● **Stated task**
Copy each line of the listing below exactly.

● **Supplied records**
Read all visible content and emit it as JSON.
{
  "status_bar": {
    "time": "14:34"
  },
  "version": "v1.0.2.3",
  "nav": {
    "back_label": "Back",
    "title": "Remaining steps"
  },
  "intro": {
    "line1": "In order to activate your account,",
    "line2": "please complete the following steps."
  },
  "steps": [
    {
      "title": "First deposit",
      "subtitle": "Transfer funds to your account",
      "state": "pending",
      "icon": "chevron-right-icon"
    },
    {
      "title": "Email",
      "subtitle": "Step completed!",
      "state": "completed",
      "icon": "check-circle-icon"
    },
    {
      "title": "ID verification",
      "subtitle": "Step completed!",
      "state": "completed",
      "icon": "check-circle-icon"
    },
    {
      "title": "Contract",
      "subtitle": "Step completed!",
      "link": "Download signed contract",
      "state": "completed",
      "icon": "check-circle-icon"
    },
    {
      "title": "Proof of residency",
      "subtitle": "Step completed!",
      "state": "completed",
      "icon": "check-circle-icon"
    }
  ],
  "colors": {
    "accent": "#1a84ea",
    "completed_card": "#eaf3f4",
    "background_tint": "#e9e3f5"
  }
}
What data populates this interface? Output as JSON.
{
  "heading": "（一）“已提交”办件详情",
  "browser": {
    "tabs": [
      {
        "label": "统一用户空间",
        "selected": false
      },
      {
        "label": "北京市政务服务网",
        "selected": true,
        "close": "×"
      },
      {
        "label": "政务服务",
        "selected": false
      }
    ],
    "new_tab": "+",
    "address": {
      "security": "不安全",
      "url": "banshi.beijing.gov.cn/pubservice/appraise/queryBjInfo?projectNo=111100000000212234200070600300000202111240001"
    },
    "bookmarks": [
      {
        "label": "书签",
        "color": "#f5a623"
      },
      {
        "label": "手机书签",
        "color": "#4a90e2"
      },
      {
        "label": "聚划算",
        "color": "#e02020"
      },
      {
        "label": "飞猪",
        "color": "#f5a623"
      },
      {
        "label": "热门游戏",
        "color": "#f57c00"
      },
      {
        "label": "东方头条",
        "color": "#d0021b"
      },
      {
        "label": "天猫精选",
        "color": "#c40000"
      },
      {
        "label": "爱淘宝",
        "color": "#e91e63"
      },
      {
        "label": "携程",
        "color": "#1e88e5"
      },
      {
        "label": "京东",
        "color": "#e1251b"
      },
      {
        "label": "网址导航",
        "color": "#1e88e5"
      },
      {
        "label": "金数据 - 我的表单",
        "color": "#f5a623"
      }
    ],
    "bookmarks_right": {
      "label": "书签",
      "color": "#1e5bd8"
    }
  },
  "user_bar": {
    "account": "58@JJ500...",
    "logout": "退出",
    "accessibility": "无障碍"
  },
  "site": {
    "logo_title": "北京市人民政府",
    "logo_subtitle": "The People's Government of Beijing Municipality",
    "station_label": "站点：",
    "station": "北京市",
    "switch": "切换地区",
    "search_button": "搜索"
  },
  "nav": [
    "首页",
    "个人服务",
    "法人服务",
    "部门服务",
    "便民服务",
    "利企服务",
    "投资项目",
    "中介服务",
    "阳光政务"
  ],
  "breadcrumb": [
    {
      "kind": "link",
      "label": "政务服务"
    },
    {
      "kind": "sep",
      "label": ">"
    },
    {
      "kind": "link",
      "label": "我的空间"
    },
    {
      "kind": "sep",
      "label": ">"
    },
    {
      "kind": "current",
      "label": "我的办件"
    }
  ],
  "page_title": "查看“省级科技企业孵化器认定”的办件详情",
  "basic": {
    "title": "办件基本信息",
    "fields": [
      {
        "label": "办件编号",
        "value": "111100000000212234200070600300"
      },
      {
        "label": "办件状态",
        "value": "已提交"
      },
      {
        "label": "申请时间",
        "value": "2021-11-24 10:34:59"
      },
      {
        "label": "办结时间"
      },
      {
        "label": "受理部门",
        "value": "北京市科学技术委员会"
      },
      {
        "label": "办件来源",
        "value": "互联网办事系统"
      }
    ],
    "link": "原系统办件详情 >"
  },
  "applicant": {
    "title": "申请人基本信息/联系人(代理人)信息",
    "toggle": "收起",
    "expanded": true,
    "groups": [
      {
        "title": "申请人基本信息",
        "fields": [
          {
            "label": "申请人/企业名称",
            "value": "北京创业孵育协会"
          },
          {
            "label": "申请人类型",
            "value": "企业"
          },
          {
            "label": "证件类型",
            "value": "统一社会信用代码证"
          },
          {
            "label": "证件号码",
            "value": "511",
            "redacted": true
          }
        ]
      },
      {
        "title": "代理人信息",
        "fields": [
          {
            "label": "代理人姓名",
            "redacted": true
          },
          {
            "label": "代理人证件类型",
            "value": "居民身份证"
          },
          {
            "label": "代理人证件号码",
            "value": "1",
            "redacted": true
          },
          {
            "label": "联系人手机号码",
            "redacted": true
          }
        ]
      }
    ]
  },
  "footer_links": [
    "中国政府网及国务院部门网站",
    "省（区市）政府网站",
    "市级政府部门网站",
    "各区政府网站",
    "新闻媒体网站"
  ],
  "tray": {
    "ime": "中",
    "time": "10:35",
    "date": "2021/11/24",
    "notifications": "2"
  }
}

● **Answer below**
Read all visible content and emit it as JSON.
{
  "status_bar": {
    "time": "14:34"
  },
  "version": "v1.0.2.3",
  "nav": {
    "back_label": "Back",
    "title": "Remaining steps"
  },
  "intro": {
    "line1": "In order to activate your account,",
    "line2": "please complete the following steps."
  },
  "steps": [
    {
      "title": "First deposit",
      "subtitle": "Transfer funds to your account",
      "state": "pending",
      "icon": "chevron-right-icon"
    },
    {
      "title": "Email",
      "subtitle": "Step completed!",
      "state": "completed",
      "icon": "check-circle-icon"
    },
    {
      "title": "ID verification",
      "subtitle": "Step completed!",
      "state": "completed",
      "icon": "check-circle-icon"
    },
    {
      "title": "Contract",
      "subtitle": "Step completed!",
      "link": "Download signed contract",
      "state": "completed",
      "icon": "check-circle-icon"
    },
    {
      "title": "Proof of residency",
      "subtitle": "Step completed!",
      "state": "completed",
      "icon": "check-circle-icon"
    }
  ],
  "colors": {
    "accent": "#1a84ea",
    "completed_card": "#eaf3f4",
    "background_tint": "#e9e3f5"
  }
}
What data populates this interface? Output as JSON.
{
  "heading": "（一）“已提交”办件详情",
  "browser": {
    "tabs": [
      {
        "label": "统一用户空间",
        "selected": false
      },
      {
        "label": "北京市政务服务网",
        "selected": true,
        "close": "×"
      },
      {
        "label": "政务服务",
        "selected": false
      }
    ],
    "new_tab": "+",
    "address": {
      "security": "不安全",
      "url": "banshi.beijing.gov.cn/pubservice/appraise/queryBjInfo?projectNo=111100000000212234200070600300000202111240001"
    },
    "bookmarks": [
      {
        "label": "书签",
        "color": "#f5a623"
      },
      {
        "label": "手机书签",
        "color": "#4a90e2"
      },
      {
        "label": "聚划算",
        "color": "#e02020"
      },
      {
        "label": "飞猪",
        "color": "#f5a623"
      },
      {
        "label": "热门游戏",
        "color": "#f57c00"
      },
      {
        "label": "东方头条",
        "color": "#d0021b"
      },
      {
        "label": "天猫精选",
        "color": "#c40000"
      },
      {
        "label": "爱淘宝",
        "color": "#e91e63"
      },
      {
        "label": "携程",
        "color": "#1e88e5"
      },
      {
        "label": "京东",
        "color": "#e1251b"
      },
      {
        "label": "网址导航",
        "color": "#1e88e5"
      },
      {
        "label": "金数据 - 我的表单",
        "color": "#f5a623"
      }
    ],
    "bookmarks_right": {
      "label": "书签",
      "color": "#1e5bd8"
    }
  },
  "user_bar": {
    "account": "58@JJ500...",
    "logout": "退出",
    "accessibility": "无障碍"
  },
  "site": {
    "logo_title": "北京市人民政府",
    "logo_subtitle": "The People's Government of Beijing Municipality",
    "station_label": "站点：",
    "station": "北京市",
    "switch": "切换地区",
    "search_button": "搜索"
  },
  "nav": [
    "首页",
    "个人服务",
    "法人服务",
    "部门服务",
    "便民服务",
    "利企服务",
    "投资项目",
    "中介服务",
    "阳光政务"
  ],
  "breadcrumb": [
    {
      "kind": "link",
      "label": "政务服务"
    },
    {
      "kind": "sep",
      "label": ">"
    },
    {
      "kind": "link",
      "label": "我的空间"
    },
    {
      "kind": "sep",
      "label": ">"
    },
    {
      "kind": "current",
      "label": "我的办件"
    }
  ],
  "page_title": "查看“省级科技企业孵化器认定”的办件详情",
  "basic": {
    "title": "办件基本信息",
    "fields": [
      {
        "label": "办件编号",
        "value": "111100000000212234200070600300"
      },
      {
        "label": "办件状态",
        "value": "已提交"
      },
      {
        "label": "申请时间",
        "value": "2021-11-24 10:34:59"
      },
      {
        "label": "办结时间"
      },
      {
        "label": "受理部门",
        "value": "北京市科学技术委员会"
      },
      {
        "label": "办件来源",
        "value": "互联网办事系统"
      }
    ],
    "link": "原系统办件详情 >"
  },
  "applicant": {
    "title": "申请人基本信息/联系人(代理人)信息",
    "toggle": "收起",
    "expanded": true,
    "groups": [
      {
        "title": "申请人基本信息",
        "fields": [
          {
            "label": "申请人/企业名称",
            "value": "北京创业孵育协会"
          },
          {
            "label": "申请人类型",
            "value": "企业"
          },
          {
            "label": "证件类型",
            "value": "统一社会信用代码证"
          },
          {
            "label": "证件号码",
            "value": "511",
            "redacted": true
          }
        ]
      },
      {
        "title": "代理人信息",
        "fields": [
          {
            "label": "代理人姓名",
            "redacted": true
          },
          {
            "label": "代理人证件类型",
            "value": "居民身份证"
          },
          {
            "label": "代理人证件号码",
            "value": "1",
            "redacted": true
          },
          {
            "label": "联系人手机号码",
            "redacted": true
          }
        ]
      }
    ]
  },
  "footer_links": [
    "中国政府网及国务院部门网站",
    "省（区市）政府网站",
    "市级政府部门网站",
    "各区政府网站",
    "新闻媒体网站"
  ],
  "tray": {
    "ime": "中",
    "time": "10:35",
    "date": "2021/11/24",
    "notifications": "2"
  }
}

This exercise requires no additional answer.